[Directions for this task] Copy every line of the listing below, character for character.

· · ·

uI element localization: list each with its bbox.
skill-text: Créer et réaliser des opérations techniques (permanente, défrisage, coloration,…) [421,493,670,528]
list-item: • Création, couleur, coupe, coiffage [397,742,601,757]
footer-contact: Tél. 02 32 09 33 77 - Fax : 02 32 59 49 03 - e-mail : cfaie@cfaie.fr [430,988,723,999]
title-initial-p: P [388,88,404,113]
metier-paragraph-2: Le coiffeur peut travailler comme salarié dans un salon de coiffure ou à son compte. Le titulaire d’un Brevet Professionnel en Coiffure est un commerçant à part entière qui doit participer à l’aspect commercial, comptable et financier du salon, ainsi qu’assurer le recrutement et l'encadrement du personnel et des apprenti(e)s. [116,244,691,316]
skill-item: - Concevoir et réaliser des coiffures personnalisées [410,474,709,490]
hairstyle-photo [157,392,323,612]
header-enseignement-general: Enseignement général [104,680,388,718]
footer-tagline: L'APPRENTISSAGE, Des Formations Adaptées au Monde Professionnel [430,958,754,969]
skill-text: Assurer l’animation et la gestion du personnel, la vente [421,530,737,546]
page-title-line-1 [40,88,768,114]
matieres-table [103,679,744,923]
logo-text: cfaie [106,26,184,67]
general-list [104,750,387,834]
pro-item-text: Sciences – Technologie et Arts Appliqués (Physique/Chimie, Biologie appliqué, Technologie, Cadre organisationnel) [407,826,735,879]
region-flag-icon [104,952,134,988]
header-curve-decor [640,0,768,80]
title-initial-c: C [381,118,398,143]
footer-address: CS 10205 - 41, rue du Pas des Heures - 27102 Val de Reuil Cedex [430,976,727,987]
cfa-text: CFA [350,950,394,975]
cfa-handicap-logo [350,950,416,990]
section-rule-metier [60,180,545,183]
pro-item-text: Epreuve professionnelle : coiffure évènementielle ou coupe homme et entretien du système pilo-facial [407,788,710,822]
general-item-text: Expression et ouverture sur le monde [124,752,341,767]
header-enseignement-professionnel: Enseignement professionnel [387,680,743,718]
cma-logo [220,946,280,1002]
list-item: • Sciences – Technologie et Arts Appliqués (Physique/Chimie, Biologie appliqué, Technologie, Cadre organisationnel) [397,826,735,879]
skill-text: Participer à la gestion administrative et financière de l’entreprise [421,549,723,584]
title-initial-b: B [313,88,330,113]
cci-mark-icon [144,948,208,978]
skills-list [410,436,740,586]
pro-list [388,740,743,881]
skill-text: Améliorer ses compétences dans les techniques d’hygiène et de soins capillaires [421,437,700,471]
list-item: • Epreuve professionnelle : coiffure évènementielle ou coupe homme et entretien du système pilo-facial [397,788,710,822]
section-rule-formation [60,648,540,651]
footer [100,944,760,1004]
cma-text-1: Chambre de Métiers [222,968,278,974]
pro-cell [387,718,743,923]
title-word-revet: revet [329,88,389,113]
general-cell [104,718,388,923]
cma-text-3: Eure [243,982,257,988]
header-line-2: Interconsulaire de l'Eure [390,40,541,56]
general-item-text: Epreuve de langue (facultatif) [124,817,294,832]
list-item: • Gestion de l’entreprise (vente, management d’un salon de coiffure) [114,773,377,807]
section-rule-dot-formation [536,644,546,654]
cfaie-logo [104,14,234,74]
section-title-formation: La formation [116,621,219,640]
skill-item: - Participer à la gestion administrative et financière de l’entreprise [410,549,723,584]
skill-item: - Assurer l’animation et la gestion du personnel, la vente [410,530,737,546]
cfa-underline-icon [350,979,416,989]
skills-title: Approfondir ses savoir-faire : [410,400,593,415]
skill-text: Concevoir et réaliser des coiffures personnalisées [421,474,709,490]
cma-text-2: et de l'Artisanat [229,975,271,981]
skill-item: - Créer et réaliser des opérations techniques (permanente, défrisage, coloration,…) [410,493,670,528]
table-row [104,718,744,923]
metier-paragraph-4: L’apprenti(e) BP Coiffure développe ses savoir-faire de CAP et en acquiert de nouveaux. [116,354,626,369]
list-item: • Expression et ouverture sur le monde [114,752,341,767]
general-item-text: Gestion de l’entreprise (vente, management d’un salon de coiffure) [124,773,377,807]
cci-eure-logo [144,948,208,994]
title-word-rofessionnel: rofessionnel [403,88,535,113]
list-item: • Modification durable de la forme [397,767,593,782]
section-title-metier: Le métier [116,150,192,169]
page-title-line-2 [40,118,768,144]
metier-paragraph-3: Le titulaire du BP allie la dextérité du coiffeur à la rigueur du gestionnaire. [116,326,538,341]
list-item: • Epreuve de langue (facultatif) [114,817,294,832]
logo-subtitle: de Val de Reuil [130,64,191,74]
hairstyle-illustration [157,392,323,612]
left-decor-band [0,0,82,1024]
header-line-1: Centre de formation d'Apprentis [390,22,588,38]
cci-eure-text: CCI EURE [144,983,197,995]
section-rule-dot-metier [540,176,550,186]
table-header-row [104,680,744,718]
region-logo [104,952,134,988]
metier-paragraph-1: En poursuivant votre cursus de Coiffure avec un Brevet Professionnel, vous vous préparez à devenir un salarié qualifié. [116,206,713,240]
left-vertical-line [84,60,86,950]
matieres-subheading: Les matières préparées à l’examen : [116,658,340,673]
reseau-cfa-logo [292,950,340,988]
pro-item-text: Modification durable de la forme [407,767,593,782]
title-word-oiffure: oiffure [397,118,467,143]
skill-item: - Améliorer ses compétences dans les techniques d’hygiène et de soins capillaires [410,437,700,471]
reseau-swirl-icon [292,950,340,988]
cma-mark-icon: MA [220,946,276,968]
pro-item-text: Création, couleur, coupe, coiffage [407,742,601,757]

· · ·

[Result of the exercise]
uI element localization: list each with its bbox.
skill-text: Créer et réaliser des opérations techniques (permanente, défrisage, coloration,…) [421,493,670,528]
list-item: • Création, couleur, coupe, coiffage [397,742,601,757]
footer-contact: Tél. 02 32 09 33 77 - Fax : 02 32 59 49 03 - e-mail : cfaie@cfaie.fr [430,988,723,999]
title-initial-p: P [388,88,404,113]
metier-paragraph-2: Le coiffeur peut travailler comme salarié dans un salon de coiffure ou à son compte. Le titulaire d’un Brevet Professionnel en Coiffure est un commerçant à part entière qui doit participer à l’aspect commercial, comptable et financier du salon, ainsi qu’assurer le recrutement et l'encadrement du personnel et des apprenti(e)s. [116,244,691,316]
skill-item: - Concevoir et réaliser des coiffures personnalisées [410,474,709,490]
hairstyle-photo [157,392,323,612]
header-enseignement-general: Enseignement général [104,680,388,718]
footer-tagline: L'APPRENTISSAGE, Des Formations Adaptées au Monde Professionnel [430,958,754,969]
skill-text: Assurer l’animation et la gestion du personnel, la vente [421,530,737,546]
page-title-line-1 [40,88,768,114]
matieres-table [103,679,744,923]
logo-text: cfaie [106,26,184,67]
general-list [104,750,387,834]
pro-item-text: Sciences – Technologie et Arts Appliqués (Physique/Chimie, Biologie appliqué, Technologie, Cadre organisationnel) [407,826,735,879]
region-flag-icon [104,952,134,988]
header-curve-decor [640,0,768,80]
title-initial-c: C [381,118,398,143]
footer-address: CS 10205 - 41, rue du Pas des Heures - 27102 Val de Reuil Cedex [430,976,727,987]
cfa-text: CFA [350,950,394,975]
cfa-handicap-logo [350,950,416,990]
section-rule-metier [60,180,545,183]
pro-item-text: Epreuve professionnelle : coiffure évènementielle ou coupe homme et entretien du système pilo-facial [407,788,710,822]
general-item-text: Expression et ouverture sur le monde [124,752,341,767]
header-enseignement-professionnel: Enseignement professionnel [387,680,743,718]
cma-logo [220,946,280,1002]
list-item: • Sciences – Technologie et Arts Appliqués (Physique/Chimie, Biologie appliqué, Technologie, Cadre organisationnel) [397,826,735,879]
skill-text: Participer à la gestion administrative et financière de l’entreprise [421,549,723,584]
title-initial-b: B [313,88,330,113]
cci-mark-icon [144,948,208,978]
skills-list [410,436,740,586]
pro-list [388,740,743,881]
skill-text: Améliorer ses compétences dans les techniques d’hygiène et de soins capillaires [421,437,700,471]
list-item: • Epreuve professionnelle : coiffure évènementielle ou coupe homme et entretien du système pilo-facial [397,788,710,822]
section-rule-formation [60,648,540,651]
footer [100,944,760,1004]
cma-text-1: Chambre de Métiers [222,968,278,974]
pro-cell [387,718,743,923]
title-word-revet: revet [329,88,389,113]
general-cell [104,718,388,923]
cma-text-3: Eure [243,982,257,988]
header-line-2: Interconsulaire de l'Eure [390,40,541,56]
general-item-text: Epreuve de langue (facultatif) [124,817,294,832]
list-item: • Gestion de l’entreprise (vente, management d’un salon de coiffure) [114,773,377,807]
section-rule-dot-formation [536,644,546,654]
cfaie-logo [104,14,234,74]
section-title-formation: La formation [116,621,219,640]
skill-item: - Participer à la gestion administrative et financière de l’entreprise [410,549,723,584]
skill-item: - Assurer l’animation et la gestion du personnel, la vente [410,530,737,546]
cfa-underline-icon [350,979,416,989]
skills-title: Approfondir ses savoir-faire : [410,400,593,415]
skill-text: Concevoir et réaliser des coiffures personnalisées [421,474,709,490]
cma-text-2: et de l'Artisanat [229,975,271,981]
skill-item: - Créer et réaliser des opérations techniques (permanente, défrisage, coloration,…) [410,493,670,528]
table-row [104,718,744,923]
metier-paragraph-4: L’apprenti(e) BP Coiffure développe ses savoir-faire de CAP et en acquiert de nouveaux. [116,354,626,369]
list-item: • Expression et ouverture sur le monde [114,752,341,767]
general-item-text: Gestion de l’entreprise (vente, management d’un salon de coiffure) [124,773,377,807]
cci-eure-logo [144,948,208,994]
title-word-rofessionnel: rofessionnel [403,88,535,113]
list-item: • Modification durable de la forme [397,767,593,782]
section-title-metier: Le métier [116,150,192,169]
page-title-line-2 [40,118,768,144]
metier-paragraph-3: Le titulaire du BP allie la dextérité du coiffeur à la rigueur du gestionnaire. [116,326,538,341]
list-item: • Epreuve de langue (facultatif) [114,817,294,832]
logo-subtitle: de Val de Reuil [130,64,191,74]
hairstyle-illustration [157,392,323,612]
left-decor-band [0,0,82,1024]
header-line-1: Centre de formation d'Apprentis [390,22,588,38]
cci-eure-text: CCI EURE [144,983,197,995]
section-rule-dot-metier [540,176,550,186]
table-header-row [104,680,744,718]
region-logo [104,952,134,988]
metier-paragraph-1: En poursuivant votre cursus de Coiffure avec un Brevet Professionnel, vous vous préparez à devenir un salarié qualifié. [116,206,713,240]
left-vertical-line [84,60,86,950]
matieres-subheading: Les matières préparées à l’examen : [116,658,340,673]
reseau-cfa-logo [292,950,340,988]
pro-item-text: Modification durable de la forme [407,767,593,782]
title-word-oiffure: oiffure [397,118,467,143]
skill-item: - Améliorer ses compétences dans les techniques d’hygiène et de soins capillaires [410,437,700,471]
reseau-swirl-icon [292,950,340,988]
cma-mark-icon: MA [220,946,276,968]
pro-item-text: Création, couleur, coupe, coiffage [407,742,601,757]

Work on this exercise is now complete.